Records ->

- - - -

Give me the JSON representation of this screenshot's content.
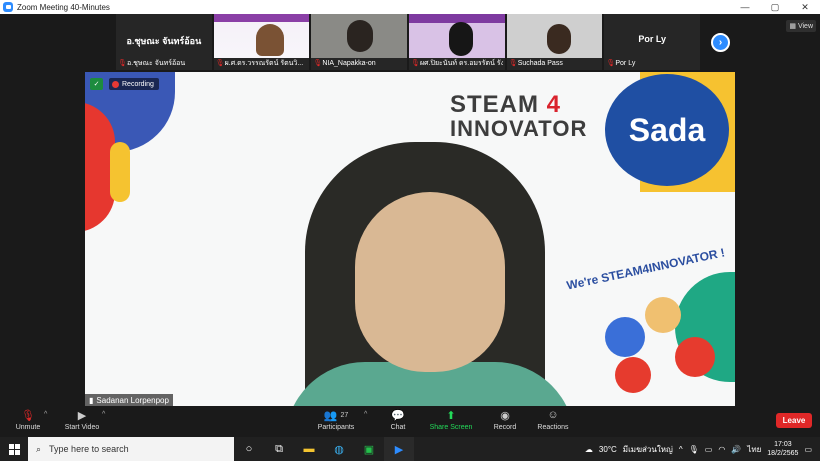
{
  "window": {
    "title": "Zoom Meeting 40-Minutes",
    "controls": [
      "—",
      "▢",
      "✕"
    ]
  },
  "gallery": {
    "left_tile": {
      "display_name": "อ.ชุษณะ จันทร์อ้อน",
      "label": "อ.ชุษณะ จันทร์อ้อน"
    },
    "tiles": [
      {
        "label": "ผ.ศ.ดร.วรรณรัตน์ รัตนวิ..."
      },
      {
        "label": "NIA_Napakka-on"
      },
      {
        "label": "ผศ.ปิยะนันท์ ดร.อมรรัตน์ รัง..."
      },
      {
        "label": "Suchada Pass"
      }
    ],
    "right_tile": {
      "display_name": "Por Ly",
      "label": "Por Ly"
    },
    "next_icon": "chevron-right",
    "view_label": "View"
  },
  "main_video": {
    "recording_label": "Recording",
    "speaker_name": "Sadanan Lorpenpop",
    "background": {
      "logo_line1": "STEAM",
      "logo_number": "4",
      "logo_line2": "INNOVATOR",
      "brand": "Sada",
      "tagline": "We're STEAM4INNOVATOR !"
    }
  },
  "toolbar": {
    "unmute": "Unmute",
    "start_video": "Start Video",
    "participants": "Participants",
    "participant_count": "27",
    "chat": "Chat",
    "share_screen": "Share Screen",
    "record": "Record",
    "reactions": "Reactions",
    "leave": "Leave"
  },
  "taskbar": {
    "search_placeholder": "Type here to search",
    "weather": "30°C",
    "weather_desc": "มีเมฆส่วนใหญ่",
    "language": "ไทย",
    "time": "17:03",
    "date": "18/2/2565"
  },
  "colors": {
    "zoom_blue": "#2d8cff",
    "leave_red": "#e02828",
    "share_green": "#23d959",
    "recording_red": "#e53935"
  }
}
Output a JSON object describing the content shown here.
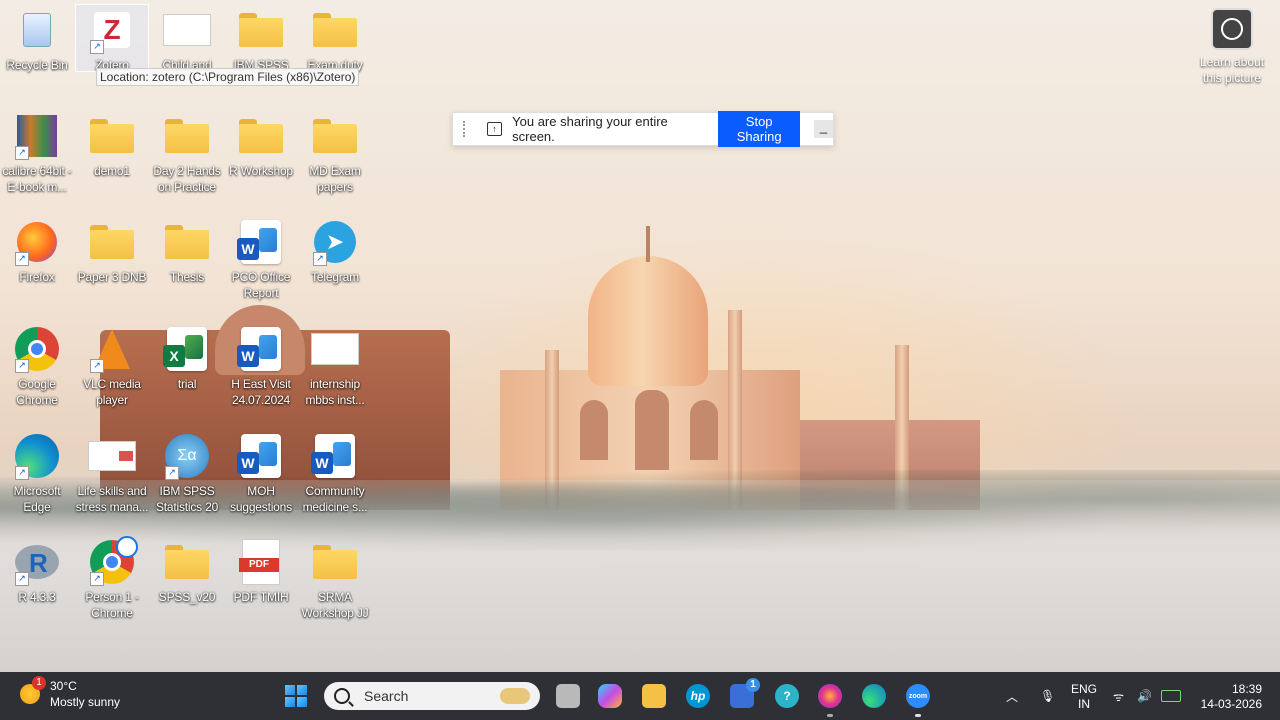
{
  "desktop": {
    "icons": [
      {
        "label": "Recycle Bin",
        "icon": "recycle-bin-icon"
      },
      {
        "label": "Zotero",
        "icon": "zotero-icon"
      },
      {
        "label": "Child and",
        "icon": "document-thumbnail-icon"
      },
      {
        "label": "IBM SPSS",
        "icon": "folder-icon"
      },
      {
        "label": "Exam duty",
        "icon": "folder-icon"
      },
      {
        "label": "calibre 64bit - E-book m...",
        "icon": "calibre-icon"
      },
      {
        "label": "demo1",
        "icon": "folder-icon"
      },
      {
        "label": "Day 2 Hands on Practice",
        "icon": "folder-icon"
      },
      {
        "label": "R Workshop",
        "icon": "folder-icon"
      },
      {
        "label": "MD Exam papers",
        "icon": "folder-icon"
      },
      {
        "label": "Firefox",
        "icon": "firefox-icon"
      },
      {
        "label": "Paper 3 DNB",
        "icon": "folder-icon"
      },
      {
        "label": "Thesis",
        "icon": "folder-icon"
      },
      {
        "label": "PCO Office Report",
        "icon": "word-document-icon"
      },
      {
        "label": "Telegram",
        "icon": "telegram-icon"
      },
      {
        "label": "Google Chrome",
        "icon": "chrome-icon"
      },
      {
        "label": "VLC media player",
        "icon": "vlc-icon"
      },
      {
        "label": "trial",
        "icon": "excel-document-icon"
      },
      {
        "label": "H East Visit 24.07.2024",
        "icon": "word-document-icon"
      },
      {
        "label": "internship mbbs inst...",
        "icon": "document-thumbnail-icon"
      },
      {
        "label": "Microsoft Edge",
        "icon": "edge-icon"
      },
      {
        "label": "Life skills and stress mana...",
        "icon": "presentation-thumbnail-icon"
      },
      {
        "label": "IBM SPSS Statistics 20",
        "icon": "spss-icon"
      },
      {
        "label": "MOH suggestions",
        "icon": "word-document-icon"
      },
      {
        "label": "Community medicine s...",
        "icon": "word-document-icon"
      },
      {
        "label": "R 4.3.3",
        "icon": "r-icon"
      },
      {
        "label": "Person 1 - Chrome",
        "icon": "chrome-profile-icon"
      },
      {
        "label": "SPSS_v20",
        "icon": "folder-icon"
      },
      {
        "label": "PDF TMIH",
        "icon": "pdf-icon"
      },
      {
        "label": "SRMA Workshop JJ",
        "icon": "folder-icon"
      }
    ],
    "tooltip": "Location: zotero (C:\\Program Files (x86)\\Zotero)",
    "learn_label": "Learn about this picture"
  },
  "share_bar": {
    "message": "You are sharing your entire screen.",
    "stop_label": "Stop Sharing",
    "minimize_glyph": "_"
  },
  "taskbar": {
    "weather_temp": "30°C",
    "weather_desc": "Mostly sunny",
    "weather_badge": "1",
    "search_placeholder": "Search",
    "store_badge": "1",
    "lang_line1": "ENG",
    "lang_line2": "IN",
    "time": "18:39",
    "date": "14-03-2026",
    "pdf_badge": "PDF",
    "zoom_label": "zoom"
  },
  "colors": {
    "taskbar_bg": "#2a2c30",
    "accent_blue": "#0b5cff",
    "folder_yellow": "#f4c045"
  }
}
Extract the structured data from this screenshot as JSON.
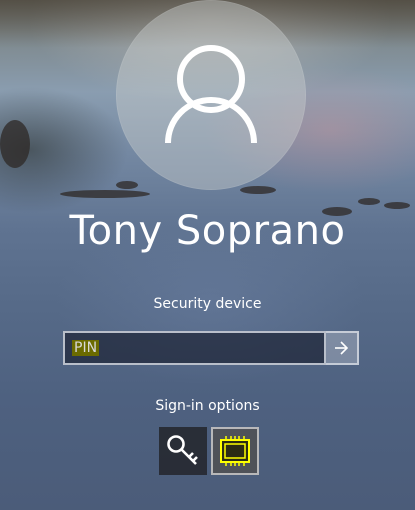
{
  "user": {
    "name": "Tony Soprano",
    "avatar_icon": "user-silhouette-icon"
  },
  "signin": {
    "method_label": "Security device",
    "pin_placeholder": "PIN",
    "submit_icon": "arrow-right-icon",
    "options_label": "Sign-in options",
    "options": [
      {
        "icon": "key-icon",
        "selected": false
      },
      {
        "icon": "chip-icon",
        "selected": true
      }
    ]
  },
  "colors": {
    "text": "#ffffff",
    "highlight": "#ffff00",
    "input_bg": "#1e2637"
  }
}
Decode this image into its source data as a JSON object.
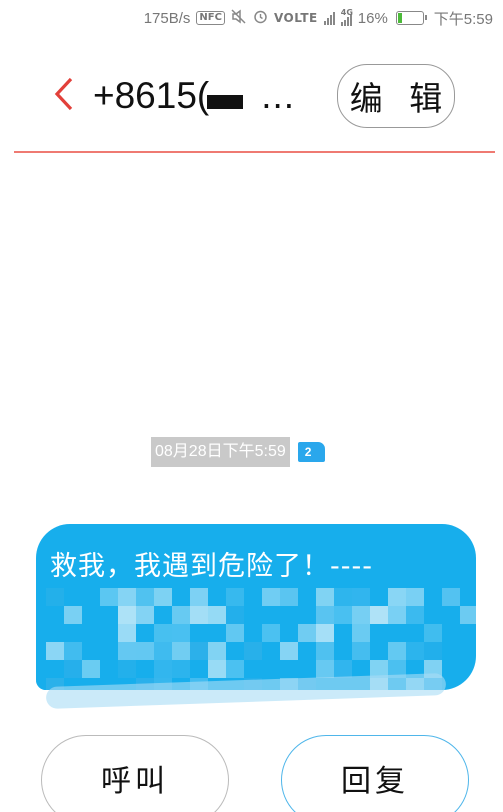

- - - -

Your task -> None of the pictures should appear; repeat the records exactly otherwise.

Full response ->
Give me the JSON representation of this screenshot's content.
{
  "window": {
    "title": "Zoom Meeting 40-Minutes",
    "controls": [
      "—",
      "▢",
      "✕"
    ]
  },
  "gallery": {
    "left_tile": {
      "display_name": "อ.ชุษณะ จันทร์อ้อน",
      "label": "อ.ชุษณะ จันทร์อ้อน"
    },
    "tiles": [
      {
        "label": "ผ.ศ.ดร.วรรณรัตน์ รัตนวิ..."
      },
      {
        "label": "NIA_Napakka-on"
      },
      {
        "label": "ผศ.ปิยะนันท์ ดร.อมรรัตน์ รัง..."
      },
      {
        "label": "Suchada Pass"
      }
    ],
    "right_tile": {
      "display_name": "Por Ly",
      "label": "Por Ly"
    },
    "next_icon": "chevron-right",
    "view_label": "View"
  },
  "main_video": {
    "recording_label": "Recording",
    "speaker_name": "Sadanan Lorpenpop",
    "background": {
      "logo_line1": "STEAM",
      "logo_number": "4",
      "logo_line2": "INNOVATOR",
      "brand": "Sada",
      "tagline": "We're STEAM4INNOVATOR !"
    }
  },
  "toolbar": {
    "unmute": "Unmute",
    "start_video": "Start Video",
    "participants": "Participants",
    "participant_count": "27",
    "chat": "Chat",
    "share_screen": "Share Screen",
    "record": "Record",
    "reactions": "Reactions",
    "leave": "Leave"
  },
  "taskbar": {
    "search_placeholder": "Type here to search",
    "weather": "30°C",
    "weather_desc": "มีเมฆส่วนใหญ่",
    "language": "ไทย",
    "time": "17:03",
    "date": "18/2/2565"
  },
  "colors": {
    "zoom_blue": "#2d8cff",
    "leave_red": "#e02828",
    "share_green": "#23d959",
    "recording_red": "#e53935"
  }
}
Output a JSON object describing the content shown here.
{
  "desktop": {
    "icons": [
      {
        "label": "Recycle Bin",
        "icon": "recycle-bin-icon"
      },
      {
        "label": "Zotero",
        "icon": "zotero-icon"
      },
      {
        "label": "Child and",
        "icon": "document-thumbnail-icon"
      },
      {
        "label": "IBM SPSS",
        "icon": "folder-icon"
      },
      {
        "label": "Exam duty",
        "icon": "folder-icon"
      },
      {
        "label": "calibre 64bit - E-book m...",
        "icon": "calibre-icon"
      },
      {
        "label": "demo1",
        "icon": "folder-icon"
      },
      {
        "label": "Day 2 Hands on Practice",
        "icon": "folder-icon"
      },
      {
        "label": "R Workshop",
        "icon": "folder-icon"
      },
      {
        "label": "MD Exam papers",
        "icon": "folder-icon"
      },
      {
        "label": "Firefox",
        "icon": "firefox-icon"
      },
      {
        "label": "Paper 3 DNB",
        "icon": "folder-icon"
      },
      {
        "label": "Thesis",
        "icon": "folder-icon"
      },
      {
        "label": "PCO Office Report",
        "icon": "word-document-icon"
      },
      {
        "label": "Telegram",
        "icon": "telegram-icon"
      },
      {
        "label": "Google Chrome",
        "icon": "chrome-icon"
      },
      {
        "label": "VLC media player",
        "icon": "vlc-icon"
      },
      {
        "label": "trial",
        "icon": "excel-document-icon"
      },
      {
        "label": "H East Visit 24.07.2024",
        "icon": "word-document-icon"
      },
      {
        "label": "internship mbbs inst...",
        "icon": "document-thumbnail-icon"
      },
      {
        "label": "Microsoft Edge",
        "icon": "edge-icon"
      },
      {
        "label": "Life skills and stress mana...",
        "icon": "presentation-thumbnail-icon"
      },
      {
        "label": "IBM SPSS Statistics 20",
        "icon": "spss-icon"
      },
      {
        "label": "MOH suggestions",
        "icon": "word-document-icon"
      },
      {
        "label": "Community medicine s...",
        "icon": "word-document-icon"
      },
      {
        "label": "R 4.3.3",
        "icon": "r-icon"
      },
      {
        "label": "Person 1 - Chrome",
        "icon": "chrome-profile-icon"
      },
      {
        "label": "SPSS_v20",
        "icon": "folder-icon"
      },
      {
        "label": "PDF TMIH",
        "icon": "pdf-icon"
      },
      {
        "label": "SRMA Workshop JJ",
        "icon": "folder-icon"
      }
    ],
    "tooltip": "Location: zotero (C:\\Program Files (x86)\\Zotero)",
    "learn_label": "Learn about this picture"
  },
  "share_bar": {
    "message": "You are sharing your entire screen.",
    "stop_label": "Stop Sharing",
    "minimize_glyph": "_"
  },
  "taskbar": {
    "weather_temp": "30°C",
    "weather_desc": "Mostly sunny",
    "weather_badge": "1",
    "search_placeholder": "Search",
    "store_badge": "1",
    "lang_line1": "ENG",
    "lang_line2": "IN",
    "time": "18:39",
    "date": "14-03-2026",
    "pdf_badge": "PDF",
    "zoom_label": "zoom"
  },
  "colors": {
    "taskbar_bg": "#2a2c30",
    "accent_blue": "#0b5cff",
    "folder_yellow": "#f4c045"
  }
}
Extract the structured data from this screenshot as JSON.
{
  "user": {
    "name": "Tony Soprano",
    "avatar_icon": "user-silhouette-icon"
  },
  "signin": {
    "method_label": "Security device",
    "pin_placeholder": "PIN",
    "submit_icon": "arrow-right-icon",
    "options_label": "Sign-in options",
    "options": [
      {
        "icon": "key-icon",
        "selected": false
      },
      {
        "icon": "chip-icon",
        "selected": true
      }
    ]
  },
  "colors": {
    "text": "#ffffff",
    "highlight": "#ffff00",
    "input_bg": "#1e2637"
  }
}
Decode this image into its source data as a JSON object.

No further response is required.